Exercise aim: Show all lines holding the string "Cavity".

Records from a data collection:
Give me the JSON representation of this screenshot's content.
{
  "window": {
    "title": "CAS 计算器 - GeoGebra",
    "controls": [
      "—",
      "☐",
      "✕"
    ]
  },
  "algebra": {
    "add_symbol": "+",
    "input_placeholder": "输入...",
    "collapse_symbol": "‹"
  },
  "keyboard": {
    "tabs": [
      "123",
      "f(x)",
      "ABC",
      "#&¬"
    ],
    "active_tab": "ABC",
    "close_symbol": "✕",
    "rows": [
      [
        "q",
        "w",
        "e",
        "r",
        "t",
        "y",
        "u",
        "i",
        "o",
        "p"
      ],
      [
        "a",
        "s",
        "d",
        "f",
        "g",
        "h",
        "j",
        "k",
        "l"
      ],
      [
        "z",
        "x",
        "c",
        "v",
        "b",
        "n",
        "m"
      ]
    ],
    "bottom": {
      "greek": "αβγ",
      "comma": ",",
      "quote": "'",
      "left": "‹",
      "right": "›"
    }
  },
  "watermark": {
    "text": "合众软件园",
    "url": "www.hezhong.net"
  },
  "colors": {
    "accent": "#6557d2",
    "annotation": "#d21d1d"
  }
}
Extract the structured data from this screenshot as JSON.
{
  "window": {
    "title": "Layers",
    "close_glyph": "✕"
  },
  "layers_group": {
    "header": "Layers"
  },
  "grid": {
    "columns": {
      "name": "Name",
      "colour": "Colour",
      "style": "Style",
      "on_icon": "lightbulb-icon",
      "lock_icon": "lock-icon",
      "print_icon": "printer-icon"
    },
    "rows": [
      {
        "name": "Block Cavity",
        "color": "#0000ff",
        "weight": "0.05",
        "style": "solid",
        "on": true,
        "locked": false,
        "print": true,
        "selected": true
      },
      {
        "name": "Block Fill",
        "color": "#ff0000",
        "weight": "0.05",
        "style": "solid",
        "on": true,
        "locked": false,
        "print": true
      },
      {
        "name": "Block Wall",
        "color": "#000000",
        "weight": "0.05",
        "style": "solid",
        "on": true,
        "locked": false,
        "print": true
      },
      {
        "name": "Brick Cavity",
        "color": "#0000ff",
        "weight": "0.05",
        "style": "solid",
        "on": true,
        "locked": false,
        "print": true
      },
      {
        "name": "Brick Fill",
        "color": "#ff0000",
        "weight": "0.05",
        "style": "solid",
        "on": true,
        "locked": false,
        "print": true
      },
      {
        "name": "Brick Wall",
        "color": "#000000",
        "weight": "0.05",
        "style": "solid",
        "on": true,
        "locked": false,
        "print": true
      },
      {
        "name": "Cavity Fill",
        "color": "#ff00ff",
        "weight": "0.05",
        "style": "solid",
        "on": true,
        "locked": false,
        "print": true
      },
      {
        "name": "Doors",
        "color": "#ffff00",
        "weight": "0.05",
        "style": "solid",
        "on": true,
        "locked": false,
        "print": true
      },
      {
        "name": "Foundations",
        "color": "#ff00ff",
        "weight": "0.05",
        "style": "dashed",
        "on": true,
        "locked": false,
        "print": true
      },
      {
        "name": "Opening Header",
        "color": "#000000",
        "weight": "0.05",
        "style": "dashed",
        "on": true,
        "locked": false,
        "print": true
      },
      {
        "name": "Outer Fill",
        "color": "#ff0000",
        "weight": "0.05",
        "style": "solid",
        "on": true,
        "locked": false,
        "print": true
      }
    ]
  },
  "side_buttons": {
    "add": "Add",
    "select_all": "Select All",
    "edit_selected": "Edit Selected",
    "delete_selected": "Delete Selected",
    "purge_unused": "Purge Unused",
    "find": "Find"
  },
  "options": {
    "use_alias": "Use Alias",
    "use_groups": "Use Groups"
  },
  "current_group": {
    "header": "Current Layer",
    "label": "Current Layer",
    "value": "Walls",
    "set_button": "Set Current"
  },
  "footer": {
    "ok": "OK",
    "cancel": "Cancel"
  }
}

Correct output:
        "name": "Block Cavity",
        "name": "Brick Cavity",
        "name": "Cavity Fill",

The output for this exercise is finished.